──────── DATASET EXCERPTS ────────

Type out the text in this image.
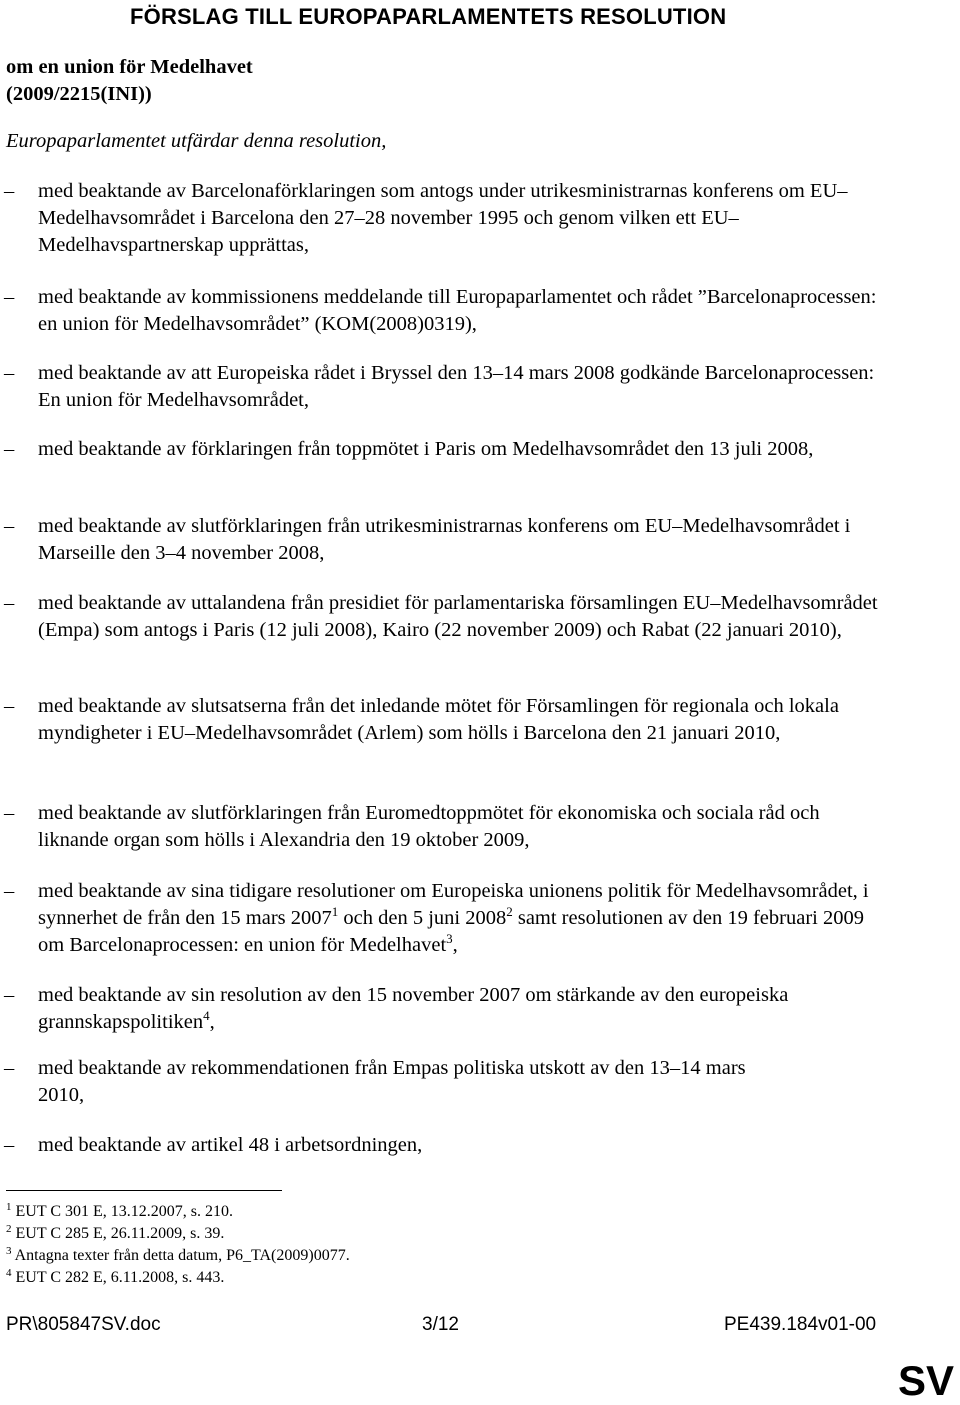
FÖRSLAG TILL EUROPAPARLAMENTETS RESOLUTION
om en union för Medelhavet
(2009/2215(INI))
Europaparlamentet utfärdar denna resolution,
–	med beaktande av Barcelonaförklaringen som antogs under utrikesministrarnas konferens om EU–Medelhavsområdet i Barcelona den 27–28 november 1995 och genom vilken ett EU–Medelhavspartnerskap upprättas,
–	med beaktande av kommissionens meddelande till Europaparlamentet och rådet ”Barcelonaprocessen: en union för Medelhavsområdet” (KOM(2008)0319),
–	med beaktande av att Europeiska rådet i Bryssel den 13–14 mars 2008 godkände Barcelonaprocessen: En union för Medelhavsområdet,
–	med beaktande av förklaringen från toppmötet i Paris om Medelhavsområdet den 13 juli 2008,
–	med beaktande av slutförklaringen från utrikesministrarnas konferens om EU–Medelhavsområdet i Marseille den 3–4 november 2008,
–	med beaktande av uttalandena från presidiet för parlamentariska församlingen EU–Medelhavsområdet (Empa) som antogs i Paris (12 juli 2008), Kairo (22 november 2009) och Rabat (22 januari 2010),
–	med beaktande av slutsatserna från det inledande mötet för Församlingen för regionala och lokala myndigheter i EU–Medelhavsområdet (Arlem) som hölls i Barcelona den 21 januari 2010,
–	med beaktande av slutförklaringen från Euromedtoppmötet för ekonomiska och sociala råd och liknande organ som hölls i Alexandria den 19 oktober 2009,
–	med beaktande av sina tidigare resolutioner om Europeiska unionens politik för Medelhavsområdet, i synnerhet de från den 15 mars 2007$^1$ och den 5 juni 2008$^2$ samt resolutionen av den 19 februari 2009 om Barcelonaprocessen: en union för Medelhavet$^3$,
–	med beaktande av sin resolution av den 15 november 2007 om stärkande av den europeiska grannskapspolitiken$^4$,
–	med beaktande av rekommendationen från Empas politiska utskott av den 13–14 mars 2010,
–	med beaktande av artikel 48 i arbetsordningen,
$^1$ EUT C 301 E, 13.12.2007, s. 210.
$^2$ EUT C 285 E, 26.11.2009, s. 39.
$^3$ Antagna texter från detta datum, P6_TA(2009)0077.
$^4$ EUT C 282 E, 6.11.2008, s. 443.
PR\805847SV.doc	3/12	PE439.184v01-00
SV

────────

WORK REQUEST: Among the entries, how many lines include the string "juli"? Please reply with only the number.

RESULT OF THE EXERCISE: 2